start The input

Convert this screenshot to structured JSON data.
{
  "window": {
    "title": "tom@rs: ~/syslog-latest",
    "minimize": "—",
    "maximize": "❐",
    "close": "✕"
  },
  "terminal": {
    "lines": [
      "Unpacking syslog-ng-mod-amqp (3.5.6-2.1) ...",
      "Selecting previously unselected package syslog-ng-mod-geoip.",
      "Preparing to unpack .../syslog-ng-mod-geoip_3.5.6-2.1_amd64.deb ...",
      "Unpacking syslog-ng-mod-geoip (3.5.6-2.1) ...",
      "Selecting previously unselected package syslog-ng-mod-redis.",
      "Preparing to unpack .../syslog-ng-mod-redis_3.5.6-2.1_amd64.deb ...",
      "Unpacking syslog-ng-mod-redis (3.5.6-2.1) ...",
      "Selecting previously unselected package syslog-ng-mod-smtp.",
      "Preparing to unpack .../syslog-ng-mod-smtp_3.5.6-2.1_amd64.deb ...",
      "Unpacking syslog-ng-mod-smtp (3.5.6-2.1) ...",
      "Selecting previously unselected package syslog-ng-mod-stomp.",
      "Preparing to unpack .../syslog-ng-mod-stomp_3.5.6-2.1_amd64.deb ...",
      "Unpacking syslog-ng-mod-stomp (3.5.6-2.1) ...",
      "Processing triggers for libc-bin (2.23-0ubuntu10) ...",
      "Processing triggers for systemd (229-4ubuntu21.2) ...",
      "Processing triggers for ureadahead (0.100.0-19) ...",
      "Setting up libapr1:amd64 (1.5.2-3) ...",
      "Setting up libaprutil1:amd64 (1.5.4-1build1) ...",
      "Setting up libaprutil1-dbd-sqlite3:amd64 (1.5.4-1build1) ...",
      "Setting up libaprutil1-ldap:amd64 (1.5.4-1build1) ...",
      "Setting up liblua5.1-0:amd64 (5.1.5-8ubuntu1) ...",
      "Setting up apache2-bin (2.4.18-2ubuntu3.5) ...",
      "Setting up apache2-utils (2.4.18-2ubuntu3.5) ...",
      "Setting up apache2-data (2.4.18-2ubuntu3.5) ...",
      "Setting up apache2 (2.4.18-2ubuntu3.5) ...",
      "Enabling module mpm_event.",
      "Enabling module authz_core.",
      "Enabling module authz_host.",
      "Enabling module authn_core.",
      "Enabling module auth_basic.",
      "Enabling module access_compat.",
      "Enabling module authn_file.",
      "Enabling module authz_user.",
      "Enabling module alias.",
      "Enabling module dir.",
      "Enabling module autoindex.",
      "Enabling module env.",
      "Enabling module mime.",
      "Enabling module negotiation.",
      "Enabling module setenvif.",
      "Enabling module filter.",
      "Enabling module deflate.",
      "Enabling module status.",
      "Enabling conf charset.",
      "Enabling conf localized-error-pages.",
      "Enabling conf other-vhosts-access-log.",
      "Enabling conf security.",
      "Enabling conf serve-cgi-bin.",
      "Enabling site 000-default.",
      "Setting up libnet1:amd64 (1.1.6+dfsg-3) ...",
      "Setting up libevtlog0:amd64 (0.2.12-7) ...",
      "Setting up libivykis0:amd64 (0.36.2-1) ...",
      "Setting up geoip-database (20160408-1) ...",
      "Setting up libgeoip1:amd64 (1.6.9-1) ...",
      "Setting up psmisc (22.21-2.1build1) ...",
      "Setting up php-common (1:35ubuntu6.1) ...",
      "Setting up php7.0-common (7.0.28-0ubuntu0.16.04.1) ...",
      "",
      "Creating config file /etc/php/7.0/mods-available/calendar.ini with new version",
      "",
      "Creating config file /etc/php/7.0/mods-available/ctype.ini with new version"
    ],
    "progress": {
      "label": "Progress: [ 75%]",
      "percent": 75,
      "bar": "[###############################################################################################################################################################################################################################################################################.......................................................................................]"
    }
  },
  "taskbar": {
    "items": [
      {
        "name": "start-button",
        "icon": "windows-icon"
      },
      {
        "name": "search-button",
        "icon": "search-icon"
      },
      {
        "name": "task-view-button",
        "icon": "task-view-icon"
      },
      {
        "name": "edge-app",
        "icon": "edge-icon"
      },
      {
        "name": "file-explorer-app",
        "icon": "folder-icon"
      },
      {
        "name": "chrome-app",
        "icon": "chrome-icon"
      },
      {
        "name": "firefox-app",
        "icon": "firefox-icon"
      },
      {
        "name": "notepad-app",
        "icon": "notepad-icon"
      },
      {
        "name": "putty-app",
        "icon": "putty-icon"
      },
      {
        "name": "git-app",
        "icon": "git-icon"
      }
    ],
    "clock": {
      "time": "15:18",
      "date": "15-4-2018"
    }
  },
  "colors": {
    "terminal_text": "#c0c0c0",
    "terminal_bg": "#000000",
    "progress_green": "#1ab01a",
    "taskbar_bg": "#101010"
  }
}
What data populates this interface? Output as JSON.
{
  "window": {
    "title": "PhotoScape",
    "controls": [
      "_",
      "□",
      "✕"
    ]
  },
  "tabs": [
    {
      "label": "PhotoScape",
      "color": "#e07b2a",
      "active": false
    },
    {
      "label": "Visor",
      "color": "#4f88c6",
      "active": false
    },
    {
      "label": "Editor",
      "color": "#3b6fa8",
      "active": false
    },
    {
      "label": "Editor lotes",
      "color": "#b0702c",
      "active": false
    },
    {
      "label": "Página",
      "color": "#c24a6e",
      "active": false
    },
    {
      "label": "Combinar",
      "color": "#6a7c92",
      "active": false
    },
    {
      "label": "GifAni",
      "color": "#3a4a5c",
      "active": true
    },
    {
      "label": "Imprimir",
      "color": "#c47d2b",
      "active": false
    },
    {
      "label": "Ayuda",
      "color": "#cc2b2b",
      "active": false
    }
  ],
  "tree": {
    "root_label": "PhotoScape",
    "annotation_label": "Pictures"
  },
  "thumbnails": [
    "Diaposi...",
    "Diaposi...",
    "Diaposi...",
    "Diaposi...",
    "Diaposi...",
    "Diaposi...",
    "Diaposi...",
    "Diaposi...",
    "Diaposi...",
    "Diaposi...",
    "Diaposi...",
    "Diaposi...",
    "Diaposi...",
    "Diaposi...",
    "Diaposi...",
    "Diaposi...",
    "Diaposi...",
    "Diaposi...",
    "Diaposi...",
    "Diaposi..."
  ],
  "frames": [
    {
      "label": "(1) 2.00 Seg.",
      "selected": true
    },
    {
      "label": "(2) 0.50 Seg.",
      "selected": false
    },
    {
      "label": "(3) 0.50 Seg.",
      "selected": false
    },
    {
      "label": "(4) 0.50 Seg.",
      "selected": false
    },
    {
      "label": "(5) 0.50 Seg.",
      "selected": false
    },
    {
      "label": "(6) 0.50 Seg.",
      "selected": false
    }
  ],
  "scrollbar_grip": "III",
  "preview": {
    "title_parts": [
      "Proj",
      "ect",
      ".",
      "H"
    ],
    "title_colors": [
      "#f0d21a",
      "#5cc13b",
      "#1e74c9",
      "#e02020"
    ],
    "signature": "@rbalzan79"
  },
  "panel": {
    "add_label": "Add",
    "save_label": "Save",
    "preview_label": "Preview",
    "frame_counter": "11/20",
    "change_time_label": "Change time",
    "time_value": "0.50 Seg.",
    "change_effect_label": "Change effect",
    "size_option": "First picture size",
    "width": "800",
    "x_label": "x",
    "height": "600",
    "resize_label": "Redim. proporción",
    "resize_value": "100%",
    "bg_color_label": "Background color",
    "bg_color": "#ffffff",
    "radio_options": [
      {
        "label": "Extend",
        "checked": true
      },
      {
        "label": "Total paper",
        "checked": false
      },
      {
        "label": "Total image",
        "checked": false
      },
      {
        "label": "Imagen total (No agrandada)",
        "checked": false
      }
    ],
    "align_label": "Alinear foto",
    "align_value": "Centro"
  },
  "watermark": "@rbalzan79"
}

end The input

### What to do
Using the data above, reproduce every line exactly.

### Worked solution
Convert this screenshot to structured JSON data.
{
  "window": {
    "title": "tom@rs: ~/syslog-latest",
    "minimize": "—",
    "maximize": "❐",
    "close": "✕"
  },
  "terminal": {
    "lines": [
      "Unpacking syslog-ng-mod-amqp (3.5.6-2.1) ...",
      "Selecting previously unselected package syslog-ng-mod-geoip.",
      "Preparing to unpack .../syslog-ng-mod-geoip_3.5.6-2.1_amd64.deb ...",
      "Unpacking syslog-ng-mod-geoip (3.5.6-2.1) ...",
      "Selecting previously unselected package syslog-ng-mod-redis.",
      "Preparing to unpack .../syslog-ng-mod-redis_3.5.6-2.1_amd64.deb ...",
      "Unpacking syslog-ng-mod-redis (3.5.6-2.1) ...",
      "Selecting previously unselected package syslog-ng-mod-smtp.",
      "Preparing to unpack .../syslog-ng-mod-smtp_3.5.6-2.1_amd64.deb ...",
      "Unpacking syslog-ng-mod-smtp (3.5.6-2.1) ...",
      "Selecting previously unselected package syslog-ng-mod-stomp.",
      "Preparing to unpack .../syslog-ng-mod-stomp_3.5.6-2.1_amd64.deb ...",
      "Unpacking syslog-ng-mod-stomp (3.5.6-2.1) ...",
      "Processing triggers for libc-bin (2.23-0ubuntu10) ...",
      "Processing triggers for systemd (229-4ubuntu21.2) ...",
      "Processing triggers for ureadahead (0.100.0-19) ...",
      "Setting up libapr1:amd64 (1.5.2-3) ...",
      "Setting up libaprutil1:amd64 (1.5.4-1build1) ...",
      "Setting up libaprutil1-dbd-sqlite3:amd64 (1.5.4-1build1) ...",
      "Setting up libaprutil1-ldap:amd64 (1.5.4-1build1) ...",
      "Setting up liblua5.1-0:amd64 (5.1.5-8ubuntu1) ...",
      "Setting up apache2-bin (2.4.18-2ubuntu3.5) ...",
      "Setting up apache2-utils (2.4.18-2ubuntu3.5) ...",
      "Setting up apache2-data (2.4.18-2ubuntu3.5) ...",
      "Setting up apache2 (2.4.18-2ubuntu3.5) ...",
      "Enabling module mpm_event.",
      "Enabling module authz_core.",
      "Enabling module authz_host.",
      "Enabling module authn_core.",
      "Enabling module auth_basic.",
      "Enabling module access_compat.",
      "Enabling module authn_file.",
      "Enabling module authz_user.",
      "Enabling module alias.",
      "Enabling module dir.",
      "Enabling module autoindex.",
      "Enabling module env.",
      "Enabling module mime.",
      "Enabling module negotiation.",
      "Enabling module setenvif.",
      "Enabling module filter.",
      "Enabling module deflate.",
      "Enabling module status.",
      "Enabling conf charset.",
      "Enabling conf localized-error-pages.",
      "Enabling conf other-vhosts-access-log.",
      "Enabling conf security.",
      "Enabling conf serve-cgi-bin.",
      "Enabling site 000-default.",
      "Setting up libnet1:amd64 (1.1.6+dfsg-3) ...",
      "Setting up libevtlog0:amd64 (0.2.12-7) ...",
      "Setting up libivykis0:amd64 (0.36.2-1) ...",
      "Setting up geoip-database (20160408-1) ...",
      "Setting up libgeoip1:amd64 (1.6.9-1) ...",
      "Setting up psmisc (22.21-2.1build1) ...",
      "Setting up php-common (1:35ubuntu6.1) ...",
      "Setting up php7.0-common (7.0.28-0ubuntu0.16.04.1) ...",
      "",
      "Creating config file /etc/php/7.0/mods-available/calendar.ini with new version",
      "",
      "Creating config file /etc/php/7.0/mods-available/ctype.ini with new version"
    ],
    "progress": {
      "label": "Progress: [ 75%]",
      "percent": 75,
      "bar": "[###############################################################################################################################################################################################################################################################################.......................................................................................]"
    }
  },
  "taskbar": {
    "items": [
      {
        "name": "start-button",
        "icon": "windows-icon"
      },
      {
        "name": "search-button",
        "icon": "search-icon"
      },
      {
        "name": "task-view-button",
        "icon": "task-view-icon"
      },
      {
        "name": "edge-app",
        "icon": "edge-icon"
      },
      {
        "name": "file-explorer-app",
        "icon": "folder-icon"
      },
      {
        "name": "chrome-app",
        "icon": "chrome-icon"
      },
      {
        "name": "firefox-app",
        "icon": "firefox-icon"
      },
      {
        "name": "notepad-app",
        "icon": "notepad-icon"
      },
      {
        "name": "putty-app",
        "icon": "putty-icon"
      },
      {
        "name": "git-app",
        "icon": "git-icon"
      }
    ],
    "clock": {
      "time": "15:18",
      "date": "15-4-2018"
    }
  },
  "colors": {
    "terminal_text": "#c0c0c0",
    "terminal_bg": "#000000",
    "progress_green": "#1ab01a",
    "taskbar_bg": "#101010"
  }
}
What data populates this interface? Output as JSON.
{
  "window": {
    "title": "PhotoScape",
    "controls": [
      "_",
      "□",
      "✕"
    ]
  },
  "tabs": [
    {
      "label": "PhotoScape",
      "color": "#e07b2a",
      "active": false
    },
    {
      "label": "Visor",
      "color": "#4f88c6",
      "active": false
    },
    {
      "label": "Editor",
      "color": "#3b6fa8",
      "active": false
    },
    {
      "label": "Editor lotes",
      "color": "#b0702c",
      "active": false
    },
    {
      "label": "Página",
      "color": "#c24a6e",
      "active": false
    },
    {
      "label": "Combinar",
      "color": "#6a7c92",
      "active": false
    },
    {
      "label": "GifAni",
      "color": "#3a4a5c",
      "active": true
    },
    {
      "label": "Imprimir",
      "color": "#c47d2b",
      "active": false
    },
    {
      "label": "Ayuda",
      "color": "#cc2b2b",
      "active": false
    }
  ],
  "tree": {
    "root_label": "PhotoScape",
    "annotation_label": "Pictures"
  },
  "thumbnails": [
    "Diaposi...",
    "Diaposi...",
    "Diaposi...",
    "Diaposi...",
    "Diaposi...",
    "Diaposi...",
    "Diaposi...",
    "Diaposi...",
    "Diaposi...",
    "Diaposi...",
    "Diaposi...",
    "Diaposi...",
    "Diaposi...",
    "Diaposi...",
    "Diaposi...",
    "Diaposi...",
    "Diaposi...",
    "Diaposi...",
    "Diaposi...",
    "Diaposi..."
  ],
  "frames": [
    {
      "label": "(1) 2.00 Seg.",
      "selected": true
    },
    {
      "label": "(2) 0.50 Seg.",
      "selected": false
    },
    {
      "label": "(3) 0.50 Seg.",
      "selected": false
    },
    {
      "label": "(4) 0.50 Seg.",
      "selected": false
    },
    {
      "label": "(5) 0.50 Seg.",
      "selected": false
    },
    {
      "label": "(6) 0.50 Seg.",
      "selected": false
    }
  ],
  "scrollbar_grip": "III",
  "preview": {
    "title_parts": [
      "Proj",
      "ect",
      ".",
      "H"
    ],
    "title_colors": [
      "#f0d21a",
      "#5cc13b",
      "#1e74c9",
      "#e02020"
    ],
    "signature": "@rbalzan79"
  },
  "panel": {
    "add_label": "Add",
    "save_label": "Save",
    "preview_label": "Preview",
    "frame_counter": "11/20",
    "change_time_label": "Change time",
    "time_value": "0.50 Seg.",
    "change_effect_label": "Change effect",
    "size_option": "First picture size",
    "width": "800",
    "x_label": "x",
    "height": "600",
    "resize_label": "Redim. proporción",
    "resize_value": "100%",
    "bg_color_label": "Background color",
    "bg_color": "#ffffff",
    "radio_options": [
      {
        "label": "Extend",
        "checked": true
      },
      {
        "label": "Total paper",
        "checked": false
      },
      {
        "label": "Total image",
        "checked": false
      },
      {
        "label": "Imagen total (No agrandada)",
        "checked": false
      }
    ],
    "align_label": "Alinear foto",
    "align_value": "Centro"
  },
  "watermark": "@rbalzan79"
}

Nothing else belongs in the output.